***** Record excerpts *****
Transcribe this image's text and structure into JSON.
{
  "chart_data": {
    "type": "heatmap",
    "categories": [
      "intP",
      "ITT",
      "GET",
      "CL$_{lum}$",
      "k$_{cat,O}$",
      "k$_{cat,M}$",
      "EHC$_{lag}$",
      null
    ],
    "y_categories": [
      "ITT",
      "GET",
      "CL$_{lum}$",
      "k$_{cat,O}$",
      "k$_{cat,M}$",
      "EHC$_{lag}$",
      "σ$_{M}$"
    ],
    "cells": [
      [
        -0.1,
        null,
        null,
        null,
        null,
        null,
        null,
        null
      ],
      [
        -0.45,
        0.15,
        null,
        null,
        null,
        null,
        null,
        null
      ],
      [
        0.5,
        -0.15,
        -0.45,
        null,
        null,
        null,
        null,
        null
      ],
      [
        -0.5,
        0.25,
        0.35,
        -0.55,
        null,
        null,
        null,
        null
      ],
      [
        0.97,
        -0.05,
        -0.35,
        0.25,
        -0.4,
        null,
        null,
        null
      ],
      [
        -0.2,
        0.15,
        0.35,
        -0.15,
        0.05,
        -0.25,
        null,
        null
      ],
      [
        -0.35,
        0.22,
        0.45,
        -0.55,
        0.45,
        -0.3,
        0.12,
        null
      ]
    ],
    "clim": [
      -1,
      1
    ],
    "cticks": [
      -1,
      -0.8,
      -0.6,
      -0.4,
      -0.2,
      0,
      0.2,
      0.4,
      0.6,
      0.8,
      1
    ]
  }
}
*****
- [Stated exercise] Extract every record and return it verbatim.

- [Exercise output]
Transcribe this image's text and structure into JSON.
{
  "chart_data": {
    "type": "heatmap",
    "categories": [
      "intP",
      "ITT",
      "GET",
      "CL$_{lum}$",
      "k$_{cat,O}$",
      "k$_{cat,M}$",
      "EHC$_{lag}$",
      null
    ],
    "y_categories": [
      "ITT",
      "GET",
      "CL$_{lum}$",
      "k$_{cat,O}$",
      "k$_{cat,M}$",
      "EHC$_{lag}$",
      "σ$_{M}$"
    ],
    "cells": [
      [
        -0.1,
        null,
        null,
        null,
        null,
        null,
        null,
        null
      ],
      [
        -0.45,
        0.15,
        null,
        null,
        null,
        null,
        null,
        null
      ],
      [
        0.5,
        -0.15,
        -0.45,
        null,
        null,
        null,
        null,
        null
      ],
      [
        -0.5,
        0.25,
        0.35,
        -0.55,
        null,
        null,
        null,
        null
      ],
      [
        0.97,
        -0.05,
        -0.35,
        0.25,
        -0.4,
        null,
        null,
        null
      ],
      [
        -0.2,
        0.15,
        0.35,
        -0.15,
        0.05,
        -0.25,
        null,
        null
      ],
      [
        -0.35,
        0.22,
        0.45,
        -0.55,
        0.45,
        -0.3,
        0.12,
        null
      ]
    ],
    "clim": [
      -1,
      1
    ],
    "cticks": [
      -1,
      -0.8,
      -0.6,
      -0.4,
      -0.2,
      0,
      0.2,
      0.4,
      0.6,
      0.8,
      1
    ]
  }
}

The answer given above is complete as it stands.